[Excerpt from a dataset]
- - -

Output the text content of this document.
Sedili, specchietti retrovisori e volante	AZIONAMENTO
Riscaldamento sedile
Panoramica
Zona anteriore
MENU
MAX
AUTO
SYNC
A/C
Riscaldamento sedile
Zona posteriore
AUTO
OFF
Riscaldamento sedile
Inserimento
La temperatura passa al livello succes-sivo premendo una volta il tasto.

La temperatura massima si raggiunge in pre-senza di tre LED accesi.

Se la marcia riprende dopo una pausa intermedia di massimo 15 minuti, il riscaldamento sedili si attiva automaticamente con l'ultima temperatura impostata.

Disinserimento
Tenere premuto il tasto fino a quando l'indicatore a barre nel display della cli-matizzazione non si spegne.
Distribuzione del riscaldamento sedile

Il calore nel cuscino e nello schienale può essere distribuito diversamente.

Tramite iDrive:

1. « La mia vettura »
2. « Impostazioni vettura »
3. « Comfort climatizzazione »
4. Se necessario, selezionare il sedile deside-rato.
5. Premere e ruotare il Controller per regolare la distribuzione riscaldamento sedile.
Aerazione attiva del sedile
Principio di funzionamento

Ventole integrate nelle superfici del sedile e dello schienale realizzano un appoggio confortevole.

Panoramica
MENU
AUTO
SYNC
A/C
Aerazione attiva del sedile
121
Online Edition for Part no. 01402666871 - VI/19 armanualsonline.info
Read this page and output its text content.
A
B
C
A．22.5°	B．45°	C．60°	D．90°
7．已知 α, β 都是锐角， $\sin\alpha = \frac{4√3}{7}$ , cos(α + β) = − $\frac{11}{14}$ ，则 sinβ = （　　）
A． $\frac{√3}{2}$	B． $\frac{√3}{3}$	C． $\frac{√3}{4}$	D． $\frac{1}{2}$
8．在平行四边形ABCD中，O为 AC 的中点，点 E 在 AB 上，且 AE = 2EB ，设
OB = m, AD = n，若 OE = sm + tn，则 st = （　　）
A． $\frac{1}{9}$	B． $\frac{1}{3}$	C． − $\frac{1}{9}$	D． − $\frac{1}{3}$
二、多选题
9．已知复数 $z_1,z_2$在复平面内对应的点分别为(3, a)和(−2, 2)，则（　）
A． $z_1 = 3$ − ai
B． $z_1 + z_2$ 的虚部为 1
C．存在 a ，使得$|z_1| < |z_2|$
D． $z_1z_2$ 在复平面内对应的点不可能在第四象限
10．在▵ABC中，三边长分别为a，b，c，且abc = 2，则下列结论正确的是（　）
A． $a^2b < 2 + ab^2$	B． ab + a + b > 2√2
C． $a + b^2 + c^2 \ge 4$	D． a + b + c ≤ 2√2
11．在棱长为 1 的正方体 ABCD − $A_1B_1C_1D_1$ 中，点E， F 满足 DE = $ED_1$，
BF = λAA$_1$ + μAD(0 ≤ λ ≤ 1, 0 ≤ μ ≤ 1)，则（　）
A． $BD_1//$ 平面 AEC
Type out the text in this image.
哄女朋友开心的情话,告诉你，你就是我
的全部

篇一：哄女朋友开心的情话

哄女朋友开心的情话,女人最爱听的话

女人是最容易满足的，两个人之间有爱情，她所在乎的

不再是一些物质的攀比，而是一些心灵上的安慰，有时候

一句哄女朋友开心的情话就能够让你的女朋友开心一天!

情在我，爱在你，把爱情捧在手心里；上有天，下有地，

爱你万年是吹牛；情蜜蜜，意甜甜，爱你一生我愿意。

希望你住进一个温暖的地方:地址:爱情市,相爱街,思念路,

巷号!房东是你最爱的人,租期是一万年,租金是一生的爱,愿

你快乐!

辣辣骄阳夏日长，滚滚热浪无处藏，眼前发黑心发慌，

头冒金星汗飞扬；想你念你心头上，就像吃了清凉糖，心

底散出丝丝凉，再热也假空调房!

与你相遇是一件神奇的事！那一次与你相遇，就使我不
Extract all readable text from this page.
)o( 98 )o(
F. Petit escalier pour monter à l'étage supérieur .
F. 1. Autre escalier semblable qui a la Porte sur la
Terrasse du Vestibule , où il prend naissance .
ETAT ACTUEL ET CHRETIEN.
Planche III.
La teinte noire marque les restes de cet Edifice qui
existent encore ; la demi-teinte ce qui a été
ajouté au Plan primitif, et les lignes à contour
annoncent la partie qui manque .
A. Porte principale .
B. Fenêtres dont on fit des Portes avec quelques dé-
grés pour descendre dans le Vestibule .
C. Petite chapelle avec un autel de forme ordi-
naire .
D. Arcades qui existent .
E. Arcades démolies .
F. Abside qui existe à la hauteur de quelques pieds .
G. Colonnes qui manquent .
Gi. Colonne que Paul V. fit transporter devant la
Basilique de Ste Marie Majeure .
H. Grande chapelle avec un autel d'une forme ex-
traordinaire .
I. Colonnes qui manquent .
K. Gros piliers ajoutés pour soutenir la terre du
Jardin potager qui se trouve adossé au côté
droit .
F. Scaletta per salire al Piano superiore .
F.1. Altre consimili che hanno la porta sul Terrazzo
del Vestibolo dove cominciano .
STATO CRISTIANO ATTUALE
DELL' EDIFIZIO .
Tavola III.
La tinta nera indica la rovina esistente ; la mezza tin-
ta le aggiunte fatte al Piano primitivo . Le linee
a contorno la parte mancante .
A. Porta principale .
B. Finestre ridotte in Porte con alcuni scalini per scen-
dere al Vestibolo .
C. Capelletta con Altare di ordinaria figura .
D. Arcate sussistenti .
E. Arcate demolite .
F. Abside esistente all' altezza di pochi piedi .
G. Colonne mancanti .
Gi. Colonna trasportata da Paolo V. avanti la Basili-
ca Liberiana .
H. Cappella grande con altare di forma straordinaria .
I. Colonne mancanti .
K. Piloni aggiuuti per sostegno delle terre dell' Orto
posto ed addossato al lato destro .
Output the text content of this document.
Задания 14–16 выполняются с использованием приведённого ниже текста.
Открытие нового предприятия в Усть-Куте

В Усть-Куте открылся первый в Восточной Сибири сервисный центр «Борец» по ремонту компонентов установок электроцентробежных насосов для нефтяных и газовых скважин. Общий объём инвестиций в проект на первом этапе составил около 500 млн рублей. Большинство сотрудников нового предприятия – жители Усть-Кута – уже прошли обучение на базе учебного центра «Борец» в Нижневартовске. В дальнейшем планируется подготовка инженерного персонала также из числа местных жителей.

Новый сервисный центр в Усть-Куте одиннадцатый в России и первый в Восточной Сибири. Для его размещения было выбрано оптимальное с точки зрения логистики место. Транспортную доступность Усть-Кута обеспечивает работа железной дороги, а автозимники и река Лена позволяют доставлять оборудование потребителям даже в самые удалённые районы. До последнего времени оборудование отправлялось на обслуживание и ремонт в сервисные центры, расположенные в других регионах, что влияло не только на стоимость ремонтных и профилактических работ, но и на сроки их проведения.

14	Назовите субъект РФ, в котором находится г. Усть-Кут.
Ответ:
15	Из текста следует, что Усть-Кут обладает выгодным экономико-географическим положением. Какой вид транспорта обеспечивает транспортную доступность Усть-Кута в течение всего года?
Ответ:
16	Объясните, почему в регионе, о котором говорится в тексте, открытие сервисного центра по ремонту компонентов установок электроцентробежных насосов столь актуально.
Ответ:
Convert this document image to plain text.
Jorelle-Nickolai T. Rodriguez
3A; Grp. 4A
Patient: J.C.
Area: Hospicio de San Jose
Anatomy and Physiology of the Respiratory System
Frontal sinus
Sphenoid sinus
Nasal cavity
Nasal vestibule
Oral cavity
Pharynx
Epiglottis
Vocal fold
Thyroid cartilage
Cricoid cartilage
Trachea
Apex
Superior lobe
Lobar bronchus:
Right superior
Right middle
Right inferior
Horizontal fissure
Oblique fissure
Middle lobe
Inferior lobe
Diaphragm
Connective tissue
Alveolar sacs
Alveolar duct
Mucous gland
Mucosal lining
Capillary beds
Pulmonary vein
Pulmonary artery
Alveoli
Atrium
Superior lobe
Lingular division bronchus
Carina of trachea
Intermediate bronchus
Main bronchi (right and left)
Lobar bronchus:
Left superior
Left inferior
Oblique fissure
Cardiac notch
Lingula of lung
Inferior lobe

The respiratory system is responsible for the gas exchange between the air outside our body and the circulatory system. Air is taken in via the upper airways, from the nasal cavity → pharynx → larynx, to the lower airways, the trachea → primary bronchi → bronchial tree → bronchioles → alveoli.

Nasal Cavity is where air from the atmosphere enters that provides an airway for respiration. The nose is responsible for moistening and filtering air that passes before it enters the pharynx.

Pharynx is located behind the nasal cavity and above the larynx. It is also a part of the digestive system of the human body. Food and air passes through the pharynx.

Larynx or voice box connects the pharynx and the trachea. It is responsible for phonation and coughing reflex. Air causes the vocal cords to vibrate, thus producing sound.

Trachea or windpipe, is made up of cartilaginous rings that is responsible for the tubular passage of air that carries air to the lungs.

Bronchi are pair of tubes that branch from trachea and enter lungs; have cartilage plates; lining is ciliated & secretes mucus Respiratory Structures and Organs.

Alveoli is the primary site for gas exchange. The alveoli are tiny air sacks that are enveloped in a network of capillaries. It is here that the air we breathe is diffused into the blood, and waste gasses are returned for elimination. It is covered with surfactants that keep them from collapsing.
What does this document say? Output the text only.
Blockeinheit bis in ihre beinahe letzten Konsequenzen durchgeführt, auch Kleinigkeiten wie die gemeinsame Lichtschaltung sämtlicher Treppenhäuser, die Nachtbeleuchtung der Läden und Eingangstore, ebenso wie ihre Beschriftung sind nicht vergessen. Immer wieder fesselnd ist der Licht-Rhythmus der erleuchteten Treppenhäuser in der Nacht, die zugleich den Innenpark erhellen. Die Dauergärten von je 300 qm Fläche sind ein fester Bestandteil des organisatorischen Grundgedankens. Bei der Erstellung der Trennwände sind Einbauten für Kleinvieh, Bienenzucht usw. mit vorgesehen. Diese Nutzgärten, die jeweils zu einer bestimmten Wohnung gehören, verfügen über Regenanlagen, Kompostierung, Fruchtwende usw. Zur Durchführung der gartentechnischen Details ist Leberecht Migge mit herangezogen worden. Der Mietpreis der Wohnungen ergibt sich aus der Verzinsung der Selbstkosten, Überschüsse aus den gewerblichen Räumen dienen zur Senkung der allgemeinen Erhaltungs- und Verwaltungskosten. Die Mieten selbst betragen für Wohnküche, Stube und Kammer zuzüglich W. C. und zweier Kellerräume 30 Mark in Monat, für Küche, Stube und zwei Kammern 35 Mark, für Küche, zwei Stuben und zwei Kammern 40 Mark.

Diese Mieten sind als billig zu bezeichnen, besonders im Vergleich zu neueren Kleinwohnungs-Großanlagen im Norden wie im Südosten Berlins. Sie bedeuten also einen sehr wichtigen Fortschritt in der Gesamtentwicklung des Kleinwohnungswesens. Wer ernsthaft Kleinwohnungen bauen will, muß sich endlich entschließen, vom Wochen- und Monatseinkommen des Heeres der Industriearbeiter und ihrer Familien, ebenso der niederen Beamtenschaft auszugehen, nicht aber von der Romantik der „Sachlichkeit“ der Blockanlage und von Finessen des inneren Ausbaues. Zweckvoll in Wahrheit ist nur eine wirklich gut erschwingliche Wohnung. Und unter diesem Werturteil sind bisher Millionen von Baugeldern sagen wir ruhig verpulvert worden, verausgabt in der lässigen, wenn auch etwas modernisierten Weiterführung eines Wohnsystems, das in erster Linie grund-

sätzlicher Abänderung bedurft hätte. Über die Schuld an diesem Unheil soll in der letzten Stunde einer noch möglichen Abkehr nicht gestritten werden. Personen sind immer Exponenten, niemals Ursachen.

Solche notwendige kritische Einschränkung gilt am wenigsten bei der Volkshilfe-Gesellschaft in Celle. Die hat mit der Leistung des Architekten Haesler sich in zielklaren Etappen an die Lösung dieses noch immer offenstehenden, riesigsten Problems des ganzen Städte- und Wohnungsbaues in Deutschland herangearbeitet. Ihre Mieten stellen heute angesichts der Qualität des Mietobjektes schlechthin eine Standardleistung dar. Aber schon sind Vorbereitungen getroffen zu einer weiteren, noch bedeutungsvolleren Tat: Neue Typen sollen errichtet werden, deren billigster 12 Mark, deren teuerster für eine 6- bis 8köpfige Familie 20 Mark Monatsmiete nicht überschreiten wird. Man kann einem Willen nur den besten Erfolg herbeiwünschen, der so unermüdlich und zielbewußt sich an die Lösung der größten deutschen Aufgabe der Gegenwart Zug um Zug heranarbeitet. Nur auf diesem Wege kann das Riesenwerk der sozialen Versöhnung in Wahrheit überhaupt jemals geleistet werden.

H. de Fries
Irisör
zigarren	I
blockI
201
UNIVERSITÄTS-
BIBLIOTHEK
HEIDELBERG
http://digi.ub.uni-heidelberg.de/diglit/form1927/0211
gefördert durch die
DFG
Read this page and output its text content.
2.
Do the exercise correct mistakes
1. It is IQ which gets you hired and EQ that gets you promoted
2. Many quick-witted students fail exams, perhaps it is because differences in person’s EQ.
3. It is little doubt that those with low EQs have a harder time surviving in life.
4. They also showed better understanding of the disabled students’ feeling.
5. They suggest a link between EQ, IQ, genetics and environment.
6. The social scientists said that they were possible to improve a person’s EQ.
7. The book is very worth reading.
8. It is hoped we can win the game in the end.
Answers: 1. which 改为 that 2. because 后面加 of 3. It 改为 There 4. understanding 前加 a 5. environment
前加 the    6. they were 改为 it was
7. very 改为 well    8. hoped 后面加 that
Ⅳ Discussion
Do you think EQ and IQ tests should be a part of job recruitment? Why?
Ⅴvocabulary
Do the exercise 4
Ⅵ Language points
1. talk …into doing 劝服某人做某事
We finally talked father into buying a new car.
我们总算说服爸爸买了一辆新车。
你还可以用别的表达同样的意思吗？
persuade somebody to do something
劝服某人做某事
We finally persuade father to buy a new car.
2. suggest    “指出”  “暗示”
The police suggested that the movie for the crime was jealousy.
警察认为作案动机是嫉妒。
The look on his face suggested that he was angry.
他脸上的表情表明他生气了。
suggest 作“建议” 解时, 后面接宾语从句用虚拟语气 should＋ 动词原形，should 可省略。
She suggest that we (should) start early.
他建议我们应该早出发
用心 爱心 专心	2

- - -

All lines of the data above that include the word "обеспечивает" must be shown.

- **Full output**
Новый сервисный центр в Усть-Куте одиннадцатый в России и первый в Восточной Сибири. Для его размещения было выбрано оптимальное с точки зрения логистики место. Транспортную доступность Усть-Кута обеспечивает работа железной дороги, а автозимники и река Лена позволяют доставлять оборудование потребителям даже в самые удалённые районы. До последнего времени оборудование отправлялось на обслуживание и ремонт в сервисные центры, расположенные в других регионах, что влияло не только на стоимость ремонтных и профилактических работ, но и на сроки их проведения.
15	Из текста следует, что Усть-Кут обладает выгодным экономико-географическим положением. Какой вид транспорта обеспечивает транспортную доступность Усть-Кута в течение всего года?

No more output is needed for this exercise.